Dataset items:
[start]
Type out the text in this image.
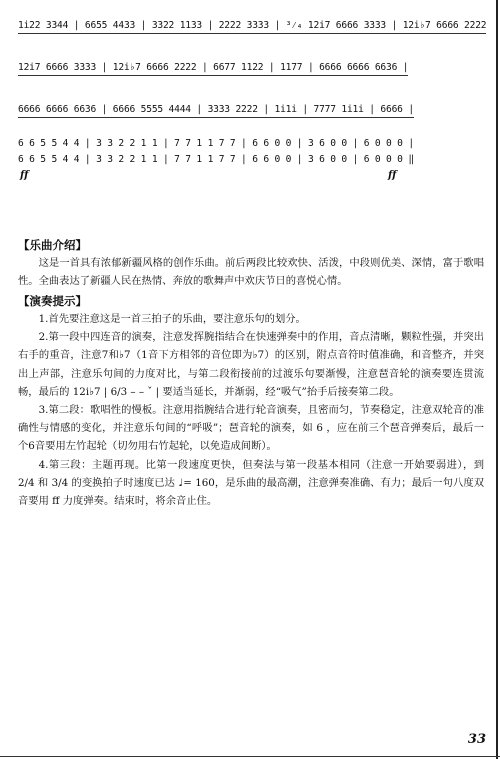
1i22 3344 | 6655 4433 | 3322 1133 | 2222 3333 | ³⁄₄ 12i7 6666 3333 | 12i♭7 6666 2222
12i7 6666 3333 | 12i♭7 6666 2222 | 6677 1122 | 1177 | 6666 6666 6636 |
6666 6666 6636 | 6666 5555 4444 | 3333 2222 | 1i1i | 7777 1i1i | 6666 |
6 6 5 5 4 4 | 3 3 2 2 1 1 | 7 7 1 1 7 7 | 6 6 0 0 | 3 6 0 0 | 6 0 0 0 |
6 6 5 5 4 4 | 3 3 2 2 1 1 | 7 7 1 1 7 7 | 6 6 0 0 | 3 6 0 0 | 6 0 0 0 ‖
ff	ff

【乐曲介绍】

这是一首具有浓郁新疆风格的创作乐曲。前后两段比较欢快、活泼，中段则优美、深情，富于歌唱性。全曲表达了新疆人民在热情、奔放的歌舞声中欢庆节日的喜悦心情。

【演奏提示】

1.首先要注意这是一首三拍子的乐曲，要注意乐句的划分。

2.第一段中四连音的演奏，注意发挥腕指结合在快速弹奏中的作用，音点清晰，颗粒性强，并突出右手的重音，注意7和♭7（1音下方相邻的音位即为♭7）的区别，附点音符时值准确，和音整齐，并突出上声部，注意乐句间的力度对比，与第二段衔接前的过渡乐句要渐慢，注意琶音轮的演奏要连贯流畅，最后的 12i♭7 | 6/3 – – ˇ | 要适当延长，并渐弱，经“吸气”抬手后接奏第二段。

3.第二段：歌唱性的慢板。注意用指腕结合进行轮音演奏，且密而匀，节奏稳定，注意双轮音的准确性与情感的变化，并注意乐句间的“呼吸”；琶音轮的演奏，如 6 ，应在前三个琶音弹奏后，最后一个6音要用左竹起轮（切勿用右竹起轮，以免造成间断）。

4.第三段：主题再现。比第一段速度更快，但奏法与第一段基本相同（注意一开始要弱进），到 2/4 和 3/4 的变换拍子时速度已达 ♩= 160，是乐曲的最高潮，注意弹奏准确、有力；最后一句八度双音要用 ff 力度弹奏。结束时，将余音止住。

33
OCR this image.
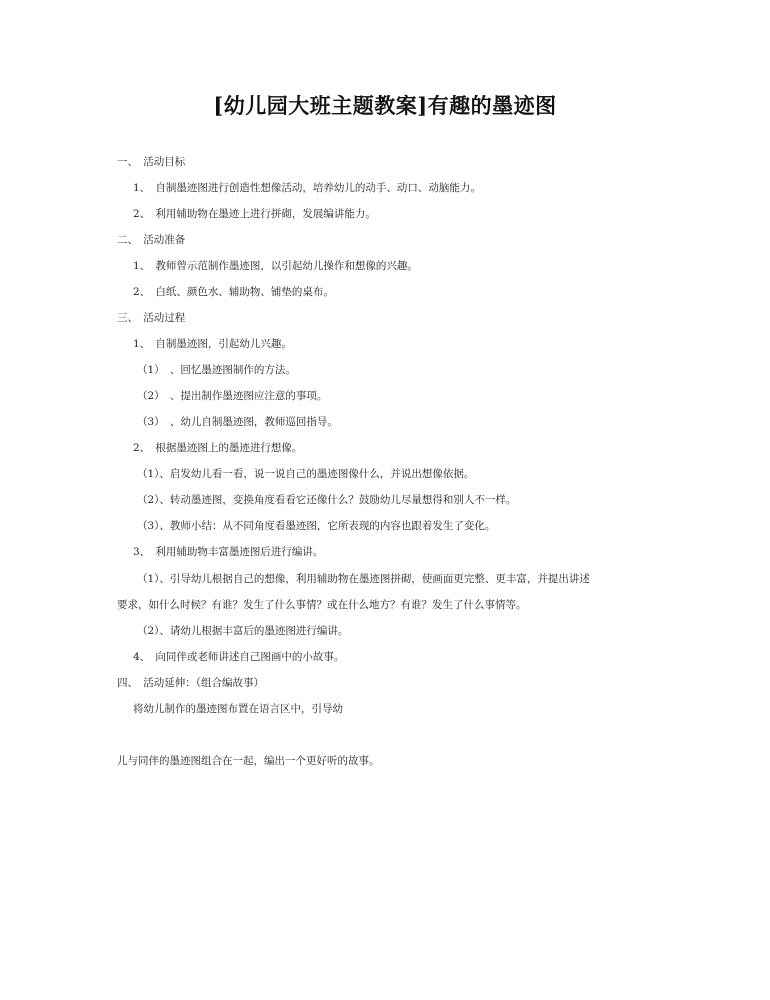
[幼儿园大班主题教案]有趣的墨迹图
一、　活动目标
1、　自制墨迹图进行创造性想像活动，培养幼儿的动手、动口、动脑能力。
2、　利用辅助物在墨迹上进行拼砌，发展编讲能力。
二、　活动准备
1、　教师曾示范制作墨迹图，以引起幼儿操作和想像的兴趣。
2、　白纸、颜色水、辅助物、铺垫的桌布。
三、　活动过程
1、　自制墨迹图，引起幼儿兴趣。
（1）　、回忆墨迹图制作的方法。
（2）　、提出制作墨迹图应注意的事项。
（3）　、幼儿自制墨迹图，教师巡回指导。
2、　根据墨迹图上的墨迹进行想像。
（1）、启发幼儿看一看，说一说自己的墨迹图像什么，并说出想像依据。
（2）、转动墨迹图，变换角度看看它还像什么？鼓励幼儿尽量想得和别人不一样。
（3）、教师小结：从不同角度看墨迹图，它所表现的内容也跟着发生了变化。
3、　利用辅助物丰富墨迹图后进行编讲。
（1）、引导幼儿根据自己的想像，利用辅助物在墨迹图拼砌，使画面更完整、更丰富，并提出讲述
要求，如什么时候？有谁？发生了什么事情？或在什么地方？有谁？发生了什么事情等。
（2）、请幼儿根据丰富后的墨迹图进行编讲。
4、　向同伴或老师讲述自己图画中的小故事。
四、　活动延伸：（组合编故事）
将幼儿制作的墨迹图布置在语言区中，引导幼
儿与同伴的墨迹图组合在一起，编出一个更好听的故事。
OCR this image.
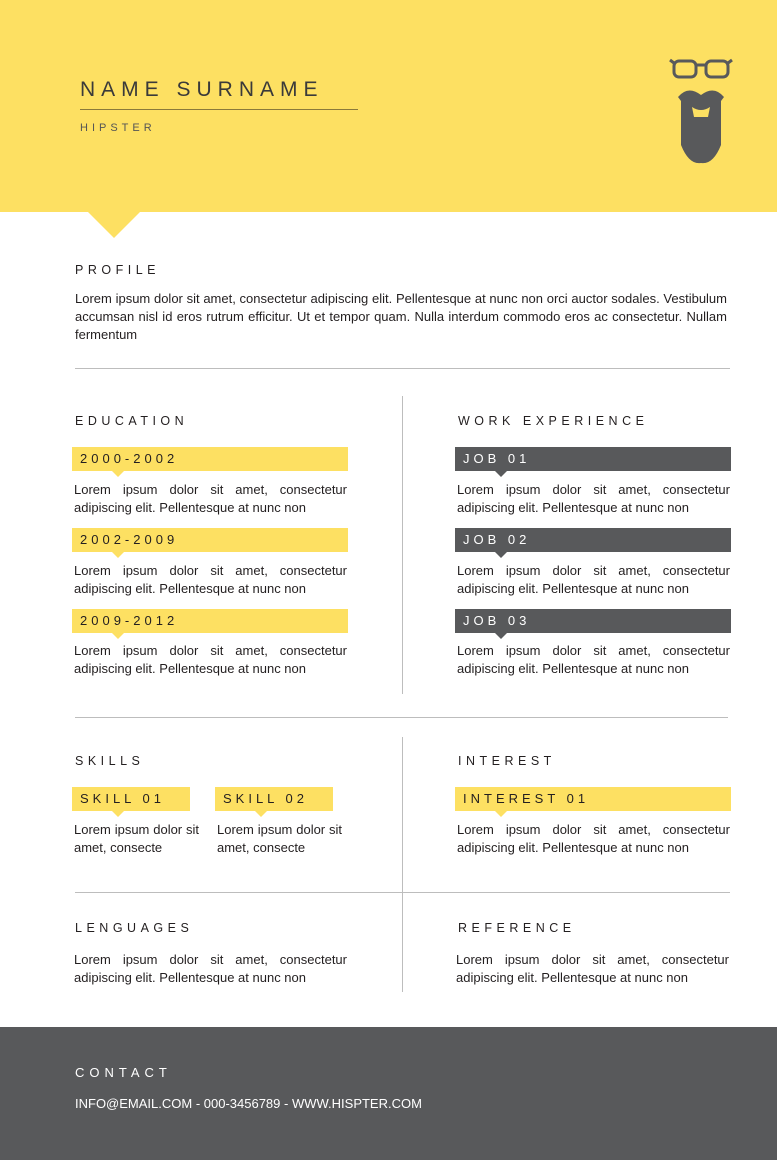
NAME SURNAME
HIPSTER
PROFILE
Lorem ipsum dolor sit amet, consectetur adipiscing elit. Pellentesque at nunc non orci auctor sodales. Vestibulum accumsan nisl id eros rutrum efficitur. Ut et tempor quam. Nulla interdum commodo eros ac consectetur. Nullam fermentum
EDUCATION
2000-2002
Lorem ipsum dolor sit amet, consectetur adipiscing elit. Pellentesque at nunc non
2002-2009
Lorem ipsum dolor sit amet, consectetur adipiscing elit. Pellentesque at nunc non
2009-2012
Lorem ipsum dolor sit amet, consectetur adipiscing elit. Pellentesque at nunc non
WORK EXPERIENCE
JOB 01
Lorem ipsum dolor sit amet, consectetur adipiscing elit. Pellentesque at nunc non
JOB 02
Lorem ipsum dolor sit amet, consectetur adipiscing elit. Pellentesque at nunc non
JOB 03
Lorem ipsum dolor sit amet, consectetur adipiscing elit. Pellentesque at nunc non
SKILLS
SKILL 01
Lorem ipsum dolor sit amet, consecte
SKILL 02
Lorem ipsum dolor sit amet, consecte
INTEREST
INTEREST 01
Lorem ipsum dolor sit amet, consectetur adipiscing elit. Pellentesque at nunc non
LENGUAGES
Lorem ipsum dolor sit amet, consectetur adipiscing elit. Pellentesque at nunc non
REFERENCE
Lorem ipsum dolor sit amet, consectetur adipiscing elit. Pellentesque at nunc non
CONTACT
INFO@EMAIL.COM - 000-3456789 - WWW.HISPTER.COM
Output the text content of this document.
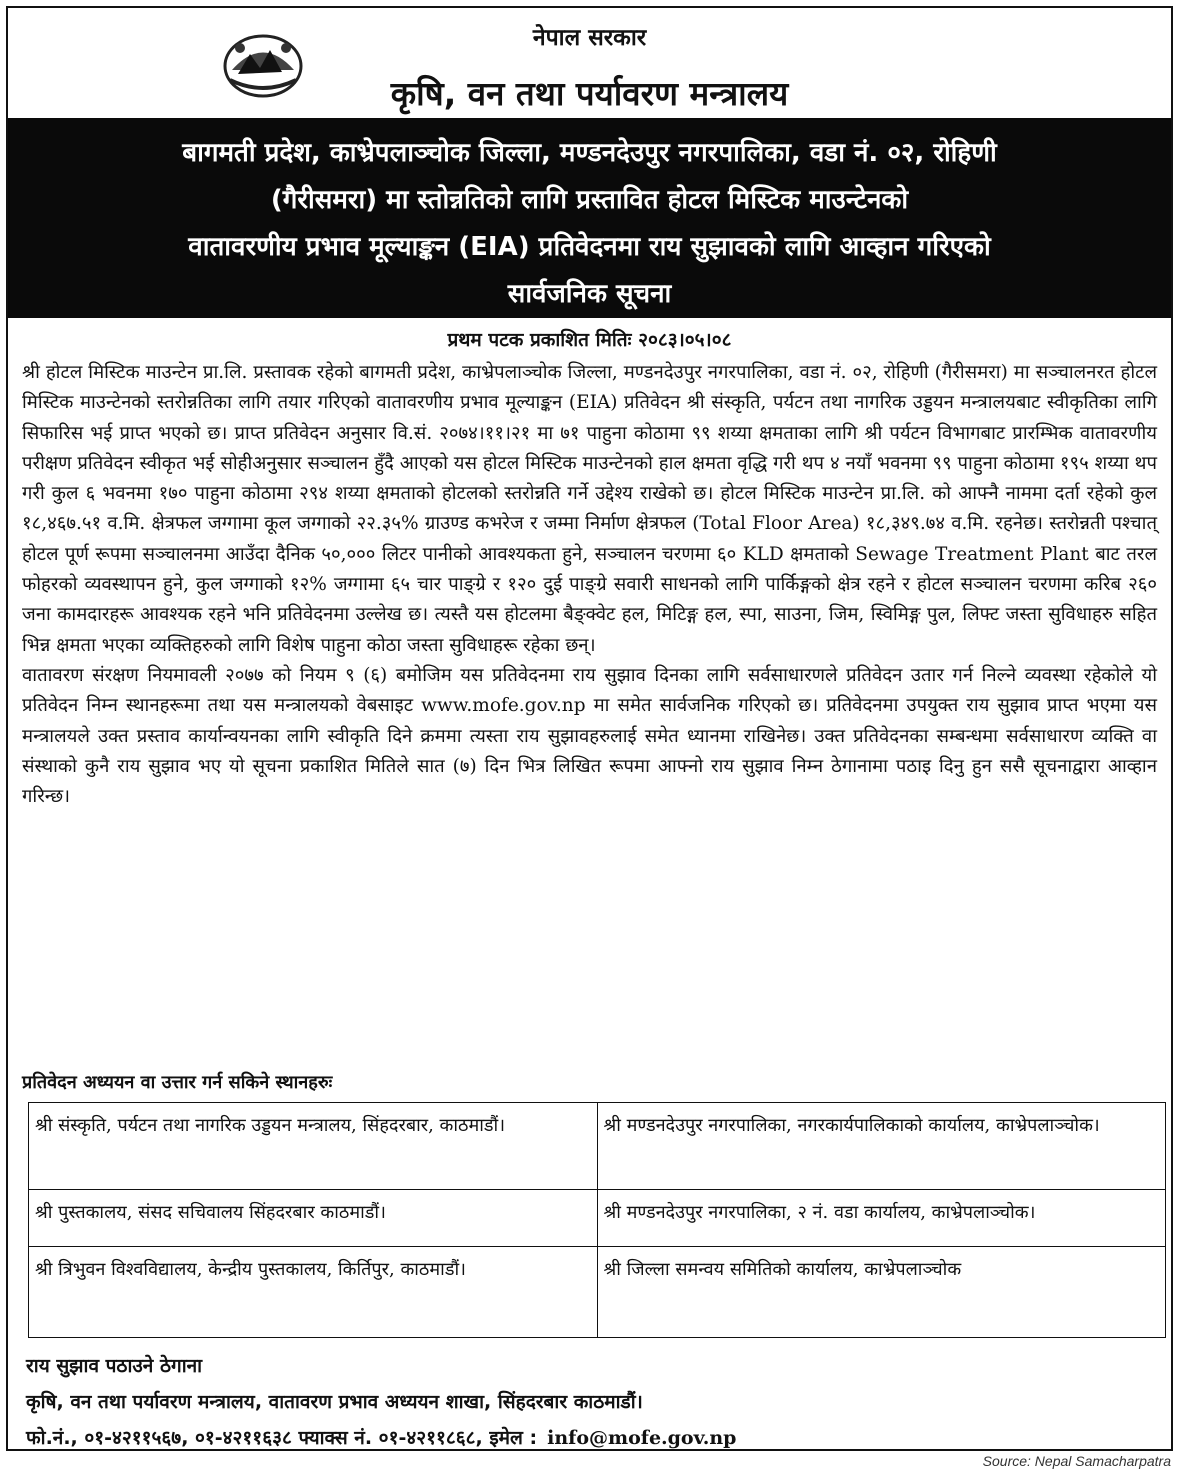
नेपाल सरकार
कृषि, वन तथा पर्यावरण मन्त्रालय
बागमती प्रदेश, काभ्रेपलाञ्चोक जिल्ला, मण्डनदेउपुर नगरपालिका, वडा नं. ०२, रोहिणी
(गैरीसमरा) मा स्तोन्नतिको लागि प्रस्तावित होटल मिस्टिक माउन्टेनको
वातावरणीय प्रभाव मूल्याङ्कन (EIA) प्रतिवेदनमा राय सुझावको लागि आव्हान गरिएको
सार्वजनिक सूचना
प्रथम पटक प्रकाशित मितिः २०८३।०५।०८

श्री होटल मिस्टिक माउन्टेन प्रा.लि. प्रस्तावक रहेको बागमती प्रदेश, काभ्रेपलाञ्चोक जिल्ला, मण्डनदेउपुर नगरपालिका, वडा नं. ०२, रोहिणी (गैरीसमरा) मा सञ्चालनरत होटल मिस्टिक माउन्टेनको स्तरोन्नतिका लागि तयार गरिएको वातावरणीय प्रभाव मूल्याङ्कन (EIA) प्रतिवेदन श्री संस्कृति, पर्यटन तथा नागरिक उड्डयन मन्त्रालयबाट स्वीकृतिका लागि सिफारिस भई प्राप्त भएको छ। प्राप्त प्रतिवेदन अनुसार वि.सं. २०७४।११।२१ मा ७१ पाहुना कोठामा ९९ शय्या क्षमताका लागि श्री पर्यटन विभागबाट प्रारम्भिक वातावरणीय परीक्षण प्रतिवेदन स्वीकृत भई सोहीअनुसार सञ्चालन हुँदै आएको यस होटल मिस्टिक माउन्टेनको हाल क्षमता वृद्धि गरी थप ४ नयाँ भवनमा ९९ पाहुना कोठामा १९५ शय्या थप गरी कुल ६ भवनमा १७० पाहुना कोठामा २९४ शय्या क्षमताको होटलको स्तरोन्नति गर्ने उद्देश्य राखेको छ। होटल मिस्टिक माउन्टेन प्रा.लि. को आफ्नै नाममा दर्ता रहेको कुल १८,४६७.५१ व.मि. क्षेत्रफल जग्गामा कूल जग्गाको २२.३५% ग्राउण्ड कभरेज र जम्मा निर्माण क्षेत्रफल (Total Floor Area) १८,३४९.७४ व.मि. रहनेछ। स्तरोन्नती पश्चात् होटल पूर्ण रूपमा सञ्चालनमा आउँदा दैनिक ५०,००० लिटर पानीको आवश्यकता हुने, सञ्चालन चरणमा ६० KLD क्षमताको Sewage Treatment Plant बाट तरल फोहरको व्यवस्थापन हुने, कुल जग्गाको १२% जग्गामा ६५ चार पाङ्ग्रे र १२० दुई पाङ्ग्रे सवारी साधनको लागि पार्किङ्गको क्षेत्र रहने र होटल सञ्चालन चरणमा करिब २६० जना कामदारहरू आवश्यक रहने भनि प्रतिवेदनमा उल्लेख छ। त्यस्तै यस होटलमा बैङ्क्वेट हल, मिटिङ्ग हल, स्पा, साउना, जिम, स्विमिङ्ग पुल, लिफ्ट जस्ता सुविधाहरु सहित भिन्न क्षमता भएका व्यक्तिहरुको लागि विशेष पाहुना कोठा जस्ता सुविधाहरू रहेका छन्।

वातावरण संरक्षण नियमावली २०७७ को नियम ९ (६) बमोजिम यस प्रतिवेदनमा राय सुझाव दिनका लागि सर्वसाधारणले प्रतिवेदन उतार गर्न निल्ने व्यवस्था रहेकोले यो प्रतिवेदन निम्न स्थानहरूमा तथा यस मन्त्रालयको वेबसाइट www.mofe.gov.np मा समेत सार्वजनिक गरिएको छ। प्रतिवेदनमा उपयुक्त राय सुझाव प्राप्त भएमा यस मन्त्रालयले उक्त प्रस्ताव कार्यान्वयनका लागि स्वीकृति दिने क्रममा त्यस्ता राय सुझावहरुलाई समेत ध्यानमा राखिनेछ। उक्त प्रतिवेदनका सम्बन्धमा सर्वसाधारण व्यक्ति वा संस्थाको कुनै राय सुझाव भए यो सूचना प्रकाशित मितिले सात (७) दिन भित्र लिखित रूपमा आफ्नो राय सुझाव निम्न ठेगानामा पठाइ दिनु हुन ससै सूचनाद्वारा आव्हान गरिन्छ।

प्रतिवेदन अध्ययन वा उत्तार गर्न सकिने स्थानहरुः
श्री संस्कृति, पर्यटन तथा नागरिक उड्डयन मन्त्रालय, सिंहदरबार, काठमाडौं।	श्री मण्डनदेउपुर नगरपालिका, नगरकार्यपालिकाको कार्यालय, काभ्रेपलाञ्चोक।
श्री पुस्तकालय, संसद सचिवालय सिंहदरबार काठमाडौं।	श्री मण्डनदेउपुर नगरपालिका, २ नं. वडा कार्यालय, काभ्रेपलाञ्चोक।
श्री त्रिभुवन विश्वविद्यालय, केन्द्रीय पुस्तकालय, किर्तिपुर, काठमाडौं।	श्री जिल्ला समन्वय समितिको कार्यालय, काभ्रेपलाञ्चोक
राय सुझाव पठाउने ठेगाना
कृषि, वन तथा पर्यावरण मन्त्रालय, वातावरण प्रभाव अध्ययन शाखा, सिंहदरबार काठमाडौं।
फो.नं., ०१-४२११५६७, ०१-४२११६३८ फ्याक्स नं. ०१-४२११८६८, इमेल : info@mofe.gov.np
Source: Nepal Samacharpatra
[end]
* Exercise details *
How many lines of these entries contain "text"? Answer with the number and nothing else.

* Answer to the task *
2